━━━━━ INPUT MATERIAL ━━━━━

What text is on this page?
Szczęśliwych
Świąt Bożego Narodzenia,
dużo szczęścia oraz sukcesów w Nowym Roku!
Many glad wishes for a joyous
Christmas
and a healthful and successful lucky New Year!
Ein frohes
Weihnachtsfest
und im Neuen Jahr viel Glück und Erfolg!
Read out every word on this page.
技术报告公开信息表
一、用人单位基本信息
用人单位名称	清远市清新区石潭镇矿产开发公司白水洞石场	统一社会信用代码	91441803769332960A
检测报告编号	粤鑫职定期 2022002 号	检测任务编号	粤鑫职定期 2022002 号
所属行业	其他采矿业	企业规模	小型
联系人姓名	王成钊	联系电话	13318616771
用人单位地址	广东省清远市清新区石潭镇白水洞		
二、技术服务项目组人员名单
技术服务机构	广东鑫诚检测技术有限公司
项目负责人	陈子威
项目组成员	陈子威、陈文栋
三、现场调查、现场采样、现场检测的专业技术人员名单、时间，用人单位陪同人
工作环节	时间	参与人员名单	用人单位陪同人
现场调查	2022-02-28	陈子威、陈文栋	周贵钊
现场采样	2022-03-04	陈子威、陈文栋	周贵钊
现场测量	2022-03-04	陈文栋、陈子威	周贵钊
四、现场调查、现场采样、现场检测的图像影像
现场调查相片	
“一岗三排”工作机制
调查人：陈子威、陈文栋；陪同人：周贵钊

━━━━━

> WHAT YOU ARE ASKED TO DO:
Transcribe every entry exactly.

> TASK RESULT:
What text is on this page?
Szczęśliwych
Świąt Bożego Narodzenia,
dużo szczęścia oraz sukcesów w Nowym Roku!
Many glad wishes for a joyous
Christmas
and a healthful and successful lucky New Year!
Ein frohes
Weihnachtsfest
und im Neuen Jahr viel Glück und Erfolg!
Read out every word on this page.
技术报告公开信息表
一、用人单位基本信息
用人单位名称	清远市清新区石潭镇矿产开发公司白水洞石场	统一社会信用代码	91441803769332960A
检测报告编号	粤鑫职定期 2022002 号	检测任务编号	粤鑫职定期 2022002 号
所属行业	其他采矿业	企业规模	小型
联系人姓名	王成钊	联系电话	13318616771
用人单位地址	广东省清远市清新区石潭镇白水洞		
二、技术服务项目组人员名单
技术服务机构	广东鑫诚检测技术有限公司
项目负责人	陈子威
项目组成员	陈子威、陈文栋
三、现场调查、现场采样、现场检测的专业技术人员名单、时间，用人单位陪同人
工作环节	时间	参与人员名单	用人单位陪同人
现场调查	2022-02-28	陈子威、陈文栋	周贵钊
现场采样	2022-03-04	陈子威、陈文栋	周贵钊
现场测量	2022-03-04	陈文栋、陈子威	周贵钊
四、现场调查、现场采样、现场检测的图像影像
现场调查相片	
“一岗三排”工作机制
调查人：陈子威、陈文栋；陪同人：周贵钊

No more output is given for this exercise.